EXERCISE: Scan the records for the word "held". Copy each line that includes it.

EXCERPTED RECORDS:
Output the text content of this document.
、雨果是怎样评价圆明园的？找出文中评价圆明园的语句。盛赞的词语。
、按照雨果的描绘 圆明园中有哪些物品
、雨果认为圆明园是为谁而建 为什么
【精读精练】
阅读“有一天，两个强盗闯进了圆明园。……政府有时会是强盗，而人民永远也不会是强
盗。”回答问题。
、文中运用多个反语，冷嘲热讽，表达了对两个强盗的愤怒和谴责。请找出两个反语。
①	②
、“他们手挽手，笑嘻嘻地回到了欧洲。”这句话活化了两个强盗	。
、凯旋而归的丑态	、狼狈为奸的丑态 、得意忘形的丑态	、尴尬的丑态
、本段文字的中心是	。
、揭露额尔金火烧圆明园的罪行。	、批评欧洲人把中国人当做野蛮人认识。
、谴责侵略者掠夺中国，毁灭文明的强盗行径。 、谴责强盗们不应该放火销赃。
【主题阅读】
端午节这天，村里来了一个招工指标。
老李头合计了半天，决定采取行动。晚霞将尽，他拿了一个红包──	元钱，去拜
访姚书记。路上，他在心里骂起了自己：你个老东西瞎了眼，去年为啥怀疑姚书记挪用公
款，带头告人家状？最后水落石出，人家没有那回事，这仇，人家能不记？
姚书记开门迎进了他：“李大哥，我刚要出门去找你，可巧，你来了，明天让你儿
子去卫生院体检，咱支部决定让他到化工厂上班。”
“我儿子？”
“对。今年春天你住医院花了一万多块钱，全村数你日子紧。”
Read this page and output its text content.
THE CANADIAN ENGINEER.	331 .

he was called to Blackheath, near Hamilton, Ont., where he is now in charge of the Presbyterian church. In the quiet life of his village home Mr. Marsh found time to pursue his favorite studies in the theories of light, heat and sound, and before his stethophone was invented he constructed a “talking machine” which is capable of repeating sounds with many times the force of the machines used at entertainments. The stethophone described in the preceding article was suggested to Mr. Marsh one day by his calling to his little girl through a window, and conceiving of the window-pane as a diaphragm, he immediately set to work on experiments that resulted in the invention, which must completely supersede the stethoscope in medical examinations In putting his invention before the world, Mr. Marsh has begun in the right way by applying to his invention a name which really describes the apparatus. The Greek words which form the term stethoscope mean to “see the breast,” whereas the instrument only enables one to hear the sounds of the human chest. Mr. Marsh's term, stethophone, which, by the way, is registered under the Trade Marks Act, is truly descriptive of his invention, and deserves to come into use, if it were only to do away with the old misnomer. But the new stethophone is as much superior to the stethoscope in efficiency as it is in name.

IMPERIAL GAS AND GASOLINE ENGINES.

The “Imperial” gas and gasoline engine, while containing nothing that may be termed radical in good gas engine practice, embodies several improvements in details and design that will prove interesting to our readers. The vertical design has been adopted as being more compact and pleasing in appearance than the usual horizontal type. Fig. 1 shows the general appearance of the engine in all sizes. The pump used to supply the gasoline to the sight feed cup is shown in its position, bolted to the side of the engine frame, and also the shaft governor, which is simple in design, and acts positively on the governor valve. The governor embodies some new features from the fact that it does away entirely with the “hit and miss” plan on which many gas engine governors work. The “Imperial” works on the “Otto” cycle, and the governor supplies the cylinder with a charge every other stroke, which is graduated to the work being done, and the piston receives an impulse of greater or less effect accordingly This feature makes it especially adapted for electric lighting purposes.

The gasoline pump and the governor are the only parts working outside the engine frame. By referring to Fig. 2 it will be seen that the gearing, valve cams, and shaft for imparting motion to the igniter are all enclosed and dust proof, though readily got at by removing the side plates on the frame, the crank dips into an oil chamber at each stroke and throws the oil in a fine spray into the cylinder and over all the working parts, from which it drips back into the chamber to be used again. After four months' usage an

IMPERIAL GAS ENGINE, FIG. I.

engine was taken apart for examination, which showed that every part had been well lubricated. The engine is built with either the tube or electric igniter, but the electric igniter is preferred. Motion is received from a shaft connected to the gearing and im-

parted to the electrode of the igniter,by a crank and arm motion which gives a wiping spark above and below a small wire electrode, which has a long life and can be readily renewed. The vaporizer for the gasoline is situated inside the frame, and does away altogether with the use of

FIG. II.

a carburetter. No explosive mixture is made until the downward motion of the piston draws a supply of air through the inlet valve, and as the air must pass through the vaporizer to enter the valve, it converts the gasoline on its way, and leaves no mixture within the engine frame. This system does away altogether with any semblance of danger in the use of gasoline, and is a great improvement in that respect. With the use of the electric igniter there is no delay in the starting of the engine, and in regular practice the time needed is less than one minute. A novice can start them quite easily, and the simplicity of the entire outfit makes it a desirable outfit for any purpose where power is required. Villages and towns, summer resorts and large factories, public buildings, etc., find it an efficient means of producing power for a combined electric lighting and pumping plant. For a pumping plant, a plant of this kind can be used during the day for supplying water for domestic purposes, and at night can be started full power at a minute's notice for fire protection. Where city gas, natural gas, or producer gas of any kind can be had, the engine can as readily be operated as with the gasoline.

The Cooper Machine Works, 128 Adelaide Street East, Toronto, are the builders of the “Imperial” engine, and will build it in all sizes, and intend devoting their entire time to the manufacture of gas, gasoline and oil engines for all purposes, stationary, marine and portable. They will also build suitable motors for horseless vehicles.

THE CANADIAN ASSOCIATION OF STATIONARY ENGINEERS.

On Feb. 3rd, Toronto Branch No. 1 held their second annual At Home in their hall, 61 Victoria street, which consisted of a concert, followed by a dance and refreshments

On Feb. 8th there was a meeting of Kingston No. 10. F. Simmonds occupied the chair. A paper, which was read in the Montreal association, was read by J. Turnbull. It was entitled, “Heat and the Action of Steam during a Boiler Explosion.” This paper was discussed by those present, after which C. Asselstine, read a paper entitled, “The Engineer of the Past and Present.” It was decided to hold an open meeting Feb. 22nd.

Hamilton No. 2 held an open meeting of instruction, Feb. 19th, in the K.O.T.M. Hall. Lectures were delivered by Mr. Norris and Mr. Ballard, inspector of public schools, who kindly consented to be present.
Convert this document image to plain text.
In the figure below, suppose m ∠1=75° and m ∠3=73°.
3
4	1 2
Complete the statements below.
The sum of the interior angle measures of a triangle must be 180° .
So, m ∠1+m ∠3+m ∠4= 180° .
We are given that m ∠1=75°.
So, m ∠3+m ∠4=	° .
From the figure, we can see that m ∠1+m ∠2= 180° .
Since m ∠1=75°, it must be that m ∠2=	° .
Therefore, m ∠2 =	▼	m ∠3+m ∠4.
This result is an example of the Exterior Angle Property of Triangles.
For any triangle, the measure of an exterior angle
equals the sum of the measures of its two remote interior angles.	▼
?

ANSWER BELOW:
On Feb. 3rd, Toronto Branch No. 1 held their second annual At Home in their hall, 61 Victoria street, which consisted of a concert, followed by a dance and refreshments
Hamilton No. 2 held an open meeting of instruction, Feb. 19th, in the K.O.T.M. Hall. Lectures were delivered by Mr. Norris and Mr. Ballard, inspector of public schools, who kindly consented to be present.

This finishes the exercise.